分子杂交

分子杂交（molecular hybridization），利用核酸（包括DNA和RNA）或蛋白质的分子之间由于结构互补而形成杂种分子的原理，从而检测不同来源或亲缘关系分子的一类技术。广泛应用于生物学的研究。

核酸分子杂交技术是分子生物学中最重要、最常用的方法之一，最早由美国的R.布利廷等发明。其原理是：互补的单链DNA或RNA片段，在溶液或载体上可以通过非共价键结合形成双链杂交分子。能够形成杂交双链的核酸分子有较大的同源性，反之则同源性低。按杂交介质的不同可以分为液相、固相和原位杂交。液相杂交是将两种来源的DNA分子在一个液相中自由结合，分析它们的复性动力学和基因组的基本特征。这种方法主要应用于两种不同来源的cDNA的差减杂交，分别差别表达的基因。固相杂交是将其中一种核酸固定于固相介质，与液相中的核酸杂交，为应用最广泛的方法。这类杂交可以检测生物体中是否存在同源的片段、拷贝数及其大小即萨瑟恩杂交印迹；研究基因表达（信使RNA）的水平即诺尔森杂交印迹。

萨瑟恩杂交先将DNA酶切、凝胶电泳分离、经碱变性、中和等处理后，通过毛细管作用或电转移等印迹到硝酸纤维素或尼龙滤膜上，并用紫外交联或烘烤固定于膜上。再将滤膜与放射性或荧光标记的探针杂交。杂交后漂洗掉没有杂交上的探针，经放射自显影或磷屏检测杂交信号，信号强度大表明核酸分子多或同源性高。可以通过调节杂交和洗膜温度获得高或低同源片段的信息。诺尔森杂交方法与此类似，只是将RNA样品印迹到滤膜上进行杂交，检测的是基因的表达情况。也可以把核酸样本变性后，直接点到滤膜上进行粗略的杂交分析，包括斑点印迹和狭缝印迹杂交。

◆ 练习要求
请从上面介绍分子杂交的文字最后一句之后接着往下写。

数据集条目
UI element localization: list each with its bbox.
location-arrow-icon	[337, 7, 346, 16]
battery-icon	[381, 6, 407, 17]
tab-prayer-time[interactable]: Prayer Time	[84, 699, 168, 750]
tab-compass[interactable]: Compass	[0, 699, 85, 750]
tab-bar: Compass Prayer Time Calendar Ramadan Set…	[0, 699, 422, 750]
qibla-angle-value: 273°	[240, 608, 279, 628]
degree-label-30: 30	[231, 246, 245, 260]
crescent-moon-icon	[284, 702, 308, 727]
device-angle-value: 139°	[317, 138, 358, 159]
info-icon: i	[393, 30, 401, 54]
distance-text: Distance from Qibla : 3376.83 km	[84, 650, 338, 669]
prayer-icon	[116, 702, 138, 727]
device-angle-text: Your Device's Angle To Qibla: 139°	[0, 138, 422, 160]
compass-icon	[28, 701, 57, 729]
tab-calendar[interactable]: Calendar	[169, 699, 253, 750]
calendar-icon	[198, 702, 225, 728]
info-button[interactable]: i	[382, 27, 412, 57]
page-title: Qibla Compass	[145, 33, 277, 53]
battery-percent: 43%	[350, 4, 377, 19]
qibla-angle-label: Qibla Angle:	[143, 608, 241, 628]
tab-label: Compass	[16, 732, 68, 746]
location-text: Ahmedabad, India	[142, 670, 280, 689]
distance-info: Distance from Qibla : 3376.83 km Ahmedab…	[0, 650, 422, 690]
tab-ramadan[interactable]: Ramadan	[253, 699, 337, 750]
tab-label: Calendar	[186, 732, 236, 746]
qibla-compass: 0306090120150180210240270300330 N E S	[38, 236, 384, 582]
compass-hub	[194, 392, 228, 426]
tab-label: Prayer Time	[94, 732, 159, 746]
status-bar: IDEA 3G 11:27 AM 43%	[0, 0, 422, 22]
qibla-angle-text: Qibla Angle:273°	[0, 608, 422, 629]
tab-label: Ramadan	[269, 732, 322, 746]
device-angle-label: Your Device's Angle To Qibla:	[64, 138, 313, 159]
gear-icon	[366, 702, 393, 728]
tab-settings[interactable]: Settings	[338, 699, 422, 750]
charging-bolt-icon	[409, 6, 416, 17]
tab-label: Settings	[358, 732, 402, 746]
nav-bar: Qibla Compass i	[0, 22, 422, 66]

◆ 任务答案
从上述方法派生出了原位杂交技术，即对固定于玻片上的超薄组织进行类似的诺尔森杂交，可以检测基因表达的组织或器官特异性；也可以对染色体制片进行类似的萨瑟恩杂交即荧光原位杂交，检测核酸片段在染色体上的位置。类似的萨瑟恩杂交技术也被广泛用于DNA或cDNA文库的筛选中，如菌落/噬菌体原位杂交。

20世纪90年代末发明了微阵列杂交技术，又称基因芯片，即在玻片上印迹许多基因片段或代表基因的寡核苷酸探针，与荧光标记的样品杂交，借助电脑进行分析，可以同步研究成千上万基因的表达水平。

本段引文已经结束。